Work to complete –
What follows is a block of records; reproduce all of it verbatim.

--- start ---

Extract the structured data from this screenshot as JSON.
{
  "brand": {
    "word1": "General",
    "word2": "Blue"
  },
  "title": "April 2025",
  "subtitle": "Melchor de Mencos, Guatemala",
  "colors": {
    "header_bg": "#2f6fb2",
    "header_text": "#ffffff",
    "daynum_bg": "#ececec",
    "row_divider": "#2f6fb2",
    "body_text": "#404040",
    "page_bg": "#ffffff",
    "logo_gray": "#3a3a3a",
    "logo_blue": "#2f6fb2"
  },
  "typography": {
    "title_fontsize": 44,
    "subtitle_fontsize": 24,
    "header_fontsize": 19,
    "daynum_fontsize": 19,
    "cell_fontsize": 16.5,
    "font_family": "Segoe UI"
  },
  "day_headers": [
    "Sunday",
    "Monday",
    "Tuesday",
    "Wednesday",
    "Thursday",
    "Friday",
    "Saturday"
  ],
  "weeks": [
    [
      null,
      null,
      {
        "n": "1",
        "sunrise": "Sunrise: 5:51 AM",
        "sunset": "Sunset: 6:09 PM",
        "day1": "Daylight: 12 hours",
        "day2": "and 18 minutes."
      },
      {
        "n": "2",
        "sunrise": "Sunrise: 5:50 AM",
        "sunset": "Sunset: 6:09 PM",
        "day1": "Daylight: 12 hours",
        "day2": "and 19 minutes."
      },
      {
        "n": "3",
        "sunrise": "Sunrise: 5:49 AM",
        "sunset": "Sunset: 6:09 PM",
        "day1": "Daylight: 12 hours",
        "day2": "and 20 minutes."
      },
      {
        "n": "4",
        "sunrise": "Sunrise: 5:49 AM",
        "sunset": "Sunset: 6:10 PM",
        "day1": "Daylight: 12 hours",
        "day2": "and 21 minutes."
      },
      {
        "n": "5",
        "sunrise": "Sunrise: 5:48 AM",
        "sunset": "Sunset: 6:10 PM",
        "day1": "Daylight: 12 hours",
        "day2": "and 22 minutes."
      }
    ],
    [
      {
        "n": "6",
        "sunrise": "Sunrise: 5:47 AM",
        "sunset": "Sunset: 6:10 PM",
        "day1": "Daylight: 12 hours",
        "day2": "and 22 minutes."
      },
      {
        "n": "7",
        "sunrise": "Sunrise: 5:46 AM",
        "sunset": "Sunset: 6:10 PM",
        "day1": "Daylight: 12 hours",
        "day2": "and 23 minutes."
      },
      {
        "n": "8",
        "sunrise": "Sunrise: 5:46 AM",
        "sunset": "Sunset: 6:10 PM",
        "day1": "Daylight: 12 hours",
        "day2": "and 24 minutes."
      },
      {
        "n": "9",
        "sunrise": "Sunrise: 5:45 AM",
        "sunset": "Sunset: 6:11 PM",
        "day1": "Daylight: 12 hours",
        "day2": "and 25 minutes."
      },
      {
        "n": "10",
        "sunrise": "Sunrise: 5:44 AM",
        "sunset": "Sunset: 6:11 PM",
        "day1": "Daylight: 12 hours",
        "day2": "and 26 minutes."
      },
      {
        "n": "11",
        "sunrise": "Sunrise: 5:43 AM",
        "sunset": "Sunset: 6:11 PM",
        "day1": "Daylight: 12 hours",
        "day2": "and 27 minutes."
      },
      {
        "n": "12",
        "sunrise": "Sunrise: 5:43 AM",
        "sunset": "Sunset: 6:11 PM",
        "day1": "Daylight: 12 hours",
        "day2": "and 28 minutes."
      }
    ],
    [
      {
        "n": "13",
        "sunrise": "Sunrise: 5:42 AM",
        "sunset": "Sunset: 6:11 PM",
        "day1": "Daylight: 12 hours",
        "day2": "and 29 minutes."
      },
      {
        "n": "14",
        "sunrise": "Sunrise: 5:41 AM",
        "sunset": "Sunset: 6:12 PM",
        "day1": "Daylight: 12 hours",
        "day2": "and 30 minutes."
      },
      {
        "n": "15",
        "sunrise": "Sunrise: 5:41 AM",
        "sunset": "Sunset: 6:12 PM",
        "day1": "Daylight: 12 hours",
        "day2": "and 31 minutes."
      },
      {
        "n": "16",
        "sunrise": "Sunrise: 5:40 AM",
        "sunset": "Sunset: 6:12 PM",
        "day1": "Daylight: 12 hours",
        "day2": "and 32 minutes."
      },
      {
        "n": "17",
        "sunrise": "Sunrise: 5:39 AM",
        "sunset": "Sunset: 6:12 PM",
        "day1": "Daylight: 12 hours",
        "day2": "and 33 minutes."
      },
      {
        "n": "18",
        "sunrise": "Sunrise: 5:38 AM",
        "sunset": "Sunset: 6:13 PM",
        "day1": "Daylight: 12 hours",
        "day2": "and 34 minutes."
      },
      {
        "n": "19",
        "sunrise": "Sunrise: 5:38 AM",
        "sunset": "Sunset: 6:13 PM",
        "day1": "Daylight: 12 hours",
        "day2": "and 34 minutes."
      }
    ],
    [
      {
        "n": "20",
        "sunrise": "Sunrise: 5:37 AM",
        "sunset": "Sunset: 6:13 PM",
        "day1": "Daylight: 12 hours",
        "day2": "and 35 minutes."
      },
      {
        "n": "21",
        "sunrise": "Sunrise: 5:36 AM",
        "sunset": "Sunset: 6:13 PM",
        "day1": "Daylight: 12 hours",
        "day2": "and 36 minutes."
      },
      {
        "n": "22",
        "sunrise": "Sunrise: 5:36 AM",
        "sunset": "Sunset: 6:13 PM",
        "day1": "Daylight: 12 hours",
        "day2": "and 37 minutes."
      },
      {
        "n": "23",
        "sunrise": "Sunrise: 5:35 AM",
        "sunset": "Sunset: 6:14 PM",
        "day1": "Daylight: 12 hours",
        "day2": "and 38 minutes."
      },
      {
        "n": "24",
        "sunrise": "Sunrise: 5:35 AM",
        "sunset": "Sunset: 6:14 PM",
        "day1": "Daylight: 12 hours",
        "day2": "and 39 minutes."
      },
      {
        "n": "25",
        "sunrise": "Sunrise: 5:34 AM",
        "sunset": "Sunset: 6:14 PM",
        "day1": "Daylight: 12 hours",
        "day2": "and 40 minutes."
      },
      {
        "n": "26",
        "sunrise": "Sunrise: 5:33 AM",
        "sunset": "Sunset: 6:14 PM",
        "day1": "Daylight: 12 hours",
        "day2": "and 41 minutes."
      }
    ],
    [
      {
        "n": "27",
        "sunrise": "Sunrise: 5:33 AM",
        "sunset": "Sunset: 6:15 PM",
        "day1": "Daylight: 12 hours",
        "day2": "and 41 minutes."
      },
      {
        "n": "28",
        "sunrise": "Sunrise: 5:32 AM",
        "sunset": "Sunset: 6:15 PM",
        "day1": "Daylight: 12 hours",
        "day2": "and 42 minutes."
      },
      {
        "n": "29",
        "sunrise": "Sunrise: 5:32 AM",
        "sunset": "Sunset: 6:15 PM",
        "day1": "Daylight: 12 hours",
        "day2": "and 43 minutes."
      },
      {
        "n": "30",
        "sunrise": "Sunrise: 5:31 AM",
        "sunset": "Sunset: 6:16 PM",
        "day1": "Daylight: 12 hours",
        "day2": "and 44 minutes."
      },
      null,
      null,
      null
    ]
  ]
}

--- end ---

Result for this task –
Extract the structured data from this screenshot as JSON.
{
  "brand": {
    "word1": "General",
    "word2": "Blue"
  },
  "title": "April 2025",
  "subtitle": "Melchor de Mencos, Guatemala",
  "colors": {
    "header_bg": "#2f6fb2",
    "header_text": "#ffffff",
    "daynum_bg": "#ececec",
    "row_divider": "#2f6fb2",
    "body_text": "#404040",
    "page_bg": "#ffffff",
    "logo_gray": "#3a3a3a",
    "logo_blue": "#2f6fb2"
  },
  "typography": {
    "title_fontsize": 44,
    "subtitle_fontsize": 24,
    "header_fontsize": 19,
    "daynum_fontsize": 19,
    "cell_fontsize": 16.5,
    "font_family": "Segoe UI"
  },
  "day_headers": [
    "Sunday",
    "Monday",
    "Tuesday",
    "Wednesday",
    "Thursday",
    "Friday",
    "Saturday"
  ],
  "weeks": [
    [
      null,
      null,
      {
        "n": "1",
        "sunrise": "Sunrise: 5:51 AM",
        "sunset": "Sunset: 6:09 PM",
        "day1": "Daylight: 12 hours",
        "day2": "and 18 minutes."
      },
      {
        "n": "2",
        "sunrise": "Sunrise: 5:50 AM",
        "sunset": "Sunset: 6:09 PM",
        "day1": "Daylight: 12 hours",
        "day2": "and 19 minutes."
      },
      {
        "n": "3",
        "sunrise": "Sunrise: 5:49 AM",
        "sunset": "Sunset: 6:09 PM",
        "day1": "Daylight: 12 hours",
        "day2": "and 20 minutes."
      },
      {
        "n": "4",
        "sunrise": "Sunrise: 5:49 AM",
        "sunset": "Sunset: 6:10 PM",
        "day1": "Daylight: 12 hours",
        "day2": "and 21 minutes."
      },
      {
        "n": "5",
        "sunrise": "Sunrise: 5:48 AM",
        "sunset": "Sunset: 6:10 PM",
        "day1": "Daylight: 12 hours",
        "day2": "and 22 minutes."
      }
    ],
    [
      {
        "n": "6",
        "sunrise": "Sunrise: 5:47 AM",
        "sunset": "Sunset: 6:10 PM",
        "day1": "Daylight: 12 hours",
        "day2": "and 22 minutes."
      },
      {
        "n": "7",
        "sunrise": "Sunrise: 5:46 AM",
        "sunset": "Sunset: 6:10 PM",
        "day1": "Daylight: 12 hours",
        "day2": "and 23 minutes."
      },
      {
        "n": "8",
        "sunrise": "Sunrise: 5:46 AM",
        "sunset": "Sunset: 6:10 PM",
        "day1": "Daylight: 12 hours",
        "day2": "and 24 minutes."
      },
      {
        "n": "9",
        "sunrise": "Sunrise: 5:45 AM",
        "sunset": "Sunset: 6:11 PM",
        "day1": "Daylight: 12 hours",
        "day2": "and 25 minutes."
      },
      {
        "n": "10",
        "sunrise": "Sunrise: 5:44 AM",
        "sunset": "Sunset: 6:11 PM",
        "day1": "Daylight: 12 hours",
        "day2": "and 26 minutes."
      },
      {
        "n": "11",
        "sunrise": "Sunrise: 5:43 AM",
        "sunset": "Sunset: 6:11 PM",
        "day1": "Daylight: 12 hours",
        "day2": "and 27 minutes."
      },
      {
        "n": "12",
        "sunrise": "Sunrise: 5:43 AM",
        "sunset": "Sunset: 6:11 PM",
        "day1": "Daylight: 12 hours",
        "day2": "and 28 minutes."
      }
    ],
    [
      {
        "n": "13",
        "sunrise": "Sunrise: 5:42 AM",
        "sunset": "Sunset: 6:11 PM",
        "day1": "Daylight: 12 hours",
        "day2": "and 29 minutes."
      },
      {
        "n": "14",
        "sunrise": "Sunrise: 5:41 AM",
        "sunset": "Sunset: 6:12 PM",
        "day1": "Daylight: 12 hours",
        "day2": "and 30 minutes."
      },
      {
        "n": "15",
        "sunrise": "Sunrise: 5:41 AM",
        "sunset": "Sunset: 6:12 PM",
        "day1": "Daylight: 12 hours",
        "day2": "and 31 minutes."
      },
      {
        "n": "16",
        "sunrise": "Sunrise: 5:40 AM",
        "sunset": "Sunset: 6:12 PM",
        "day1": "Daylight: 12 hours",
        "day2": "and 32 minutes."
      },
      {
        "n": "17",
        "sunrise": "Sunrise: 5:39 AM",
        "sunset": "Sunset: 6:12 PM",
        "day1": "Daylight: 12 hours",
        "day2": "and 33 minutes."
      },
      {
        "n": "18",
        "sunrise": "Sunrise: 5:38 AM",
        "sunset": "Sunset: 6:13 PM",
        "day1": "Daylight: 12 hours",
        "day2": "and 34 minutes."
      },
      {
        "n": "19",
        "sunrise": "Sunrise: 5:38 AM",
        "sunset": "Sunset: 6:13 PM",
        "day1": "Daylight: 12 hours",
        "day2": "and 34 minutes."
      }
    ],
    [
      {
        "n": "20",
        "sunrise": "Sunrise: 5:37 AM",
        "sunset": "Sunset: 6:13 PM",
        "day1": "Daylight: 12 hours",
        "day2": "and 35 minutes."
      },
      {
        "n": "21",
        "sunrise": "Sunrise: 5:36 AM",
        "sunset": "Sunset: 6:13 PM",
        "day1": "Daylight: 12 hours",
        "day2": "and 36 minutes."
      },
      {
        "n": "22",
        "sunrise": "Sunrise: 5:36 AM",
        "sunset": "Sunset: 6:13 PM",
        "day1": "Daylight: 12 hours",
        "day2": "and 37 minutes."
      },
      {
        "n": "23",
        "sunrise": "Sunrise: 5:35 AM",
        "sunset": "Sunset: 6:14 PM",
        "day1": "Daylight: 12 hours",
        "day2": "and 38 minutes."
      },
      {
        "n": "24",
        "sunrise": "Sunrise: 5:35 AM",
        "sunset": "Sunset: 6:14 PM",
        "day1": "Daylight: 12 hours",
        "day2": "and 39 minutes."
      },
      {
        "n": "25",
        "sunrise": "Sunrise: 5:34 AM",
        "sunset": "Sunset: 6:14 PM",
        "day1": "Daylight: 12 hours",
        "day2": "and 40 minutes."
      },
      {
        "n": "26",
        "sunrise": "Sunrise: 5:33 AM",
        "sunset": "Sunset: 6:14 PM",
        "day1": "Daylight: 12 hours",
        "day2": "and 41 minutes."
      }
    ],
    [
      {
        "n": "27",
        "sunrise": "Sunrise: 5:33 AM",
        "sunset": "Sunset: 6:15 PM",
        "day1": "Daylight: 12 hours",
        "day2": "and 41 minutes."
      },
      {
        "n": "28",
        "sunrise": "Sunrise: 5:32 AM",
        "sunset": "Sunset: 6:15 PM",
        "day1": "Daylight: 12 hours",
        "day2": "and 42 minutes."
      },
      {
        "n": "29",
        "sunrise": "Sunrise: 5:32 AM",
        "sunset": "Sunset: 6:15 PM",
        "day1": "Daylight: 12 hours",
        "day2": "and 43 minutes."
      },
      {
        "n": "30",
        "sunrise": "Sunrise: 5:31 AM",
        "sunset": "Sunset: 6:16 PM",
        "day1": "Daylight: 12 hours",
        "day2": "and 44 minutes."
      },
      null,
      null,
      null
    ]
  ]
}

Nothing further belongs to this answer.